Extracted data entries

========================================================================

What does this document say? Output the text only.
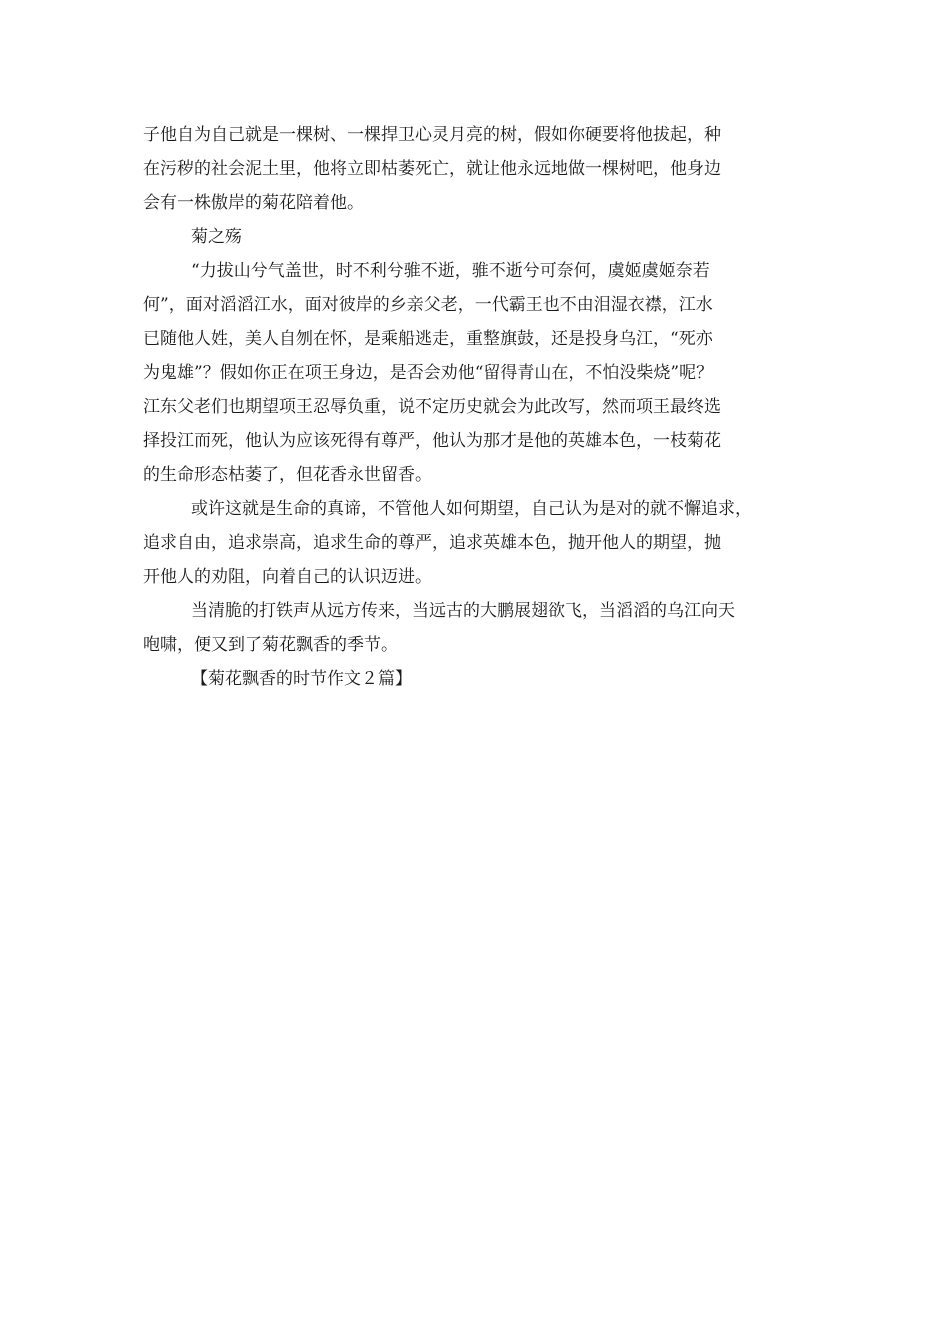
子他自为自己就是一棵树、一棵捍卫心灵月亮的树，假如你硬要将他拔起，种
在污秽的社会泥土里，他将立即枯萎死亡，就让他永远地做一棵树吧，他身边
会有一株傲岸的菊花陪着他。
菊之殇
“力拔山兮气盖世，时不利兮骓不逝，骓不逝兮可奈何，虞姬虞姬奈若
何”，面对滔滔江水，面对彼岸的乡亲父老，一代霸王也不由泪湿衣襟，江水
已随他人姓，美人自刎在怀，是乘船逃走，重整旗鼓，还是投身乌江，“死亦
为鬼雄”？假如你正在项王身边，是否会劝他“留得青山在，不怕没柴烧”呢？
江东父老们也期望项王忍辱负重，说不定历史就会为此改写，然而项王最终选
择投江而死，他认为应该死得有尊严，他认为那才是他的英雄本色，一枝菊花
的生命形态枯萎了，但花香永世留香。
或许这就是生命的真谛，不管他人如何期望，自己认为是对的就不懈追求，
追求自由，追求崇高，追求生命的尊严，追求英雄本色，抛开他人的期望，抛
开他人的劝阻，向着自己的认识迈进。
当清脆的打铁声从远方传来，当远古的大鹏展翅欲飞，当滔滔的乌江向天
咆啸，便又到了菊花飘香的季节。
【菊花飘香的时节作文２篇】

========================================================================

WHAT THIS TASK INVOLVES :: Reproduce the full listing above verbatim, with no pictures included.

RIGHT ANSWER ::
What does this document say? Output the text only.
子他自为自己就是一棵树、一棵捍卫心灵月亮的树，假如你硬要将他拔起，种
在污秽的社会泥土里，他将立即枯萎死亡，就让他永远地做一棵树吧，他身边
会有一株傲岸的菊花陪着他。
菊之殇
“力拔山兮气盖世，时不利兮骓不逝，骓不逝兮可奈何，虞姬虞姬奈若
何”，面对滔滔江水，面对彼岸的乡亲父老，一代霸王也不由泪湿衣襟，江水
已随他人姓，美人自刎在怀，是乘船逃走，重整旗鼓，还是投身乌江，“死亦
为鬼雄”？假如你正在项王身边，是否会劝他“留得青山在，不怕没柴烧”呢？
江东父老们也期望项王忍辱负重，说不定历史就会为此改写，然而项王最终选
择投江而死，他认为应该死得有尊严，他认为那才是他的英雄本色，一枝菊花
的生命形态枯萎了，但花香永世留香。
或许这就是生命的真谛，不管他人如何期望，自己认为是对的就不懈追求，
追求自由，追求崇高，追求生命的尊严，追求英雄本色，抛开他人的期望，抛
开他人的劝阻，向着自己的认识迈进。
当清脆的打铁声从远方传来，当远古的大鹏展翅欲飞，当滔滔的乌江向天
咆啸，便又到了菊花飘香的季节。
【菊花飘香的时节作文２篇】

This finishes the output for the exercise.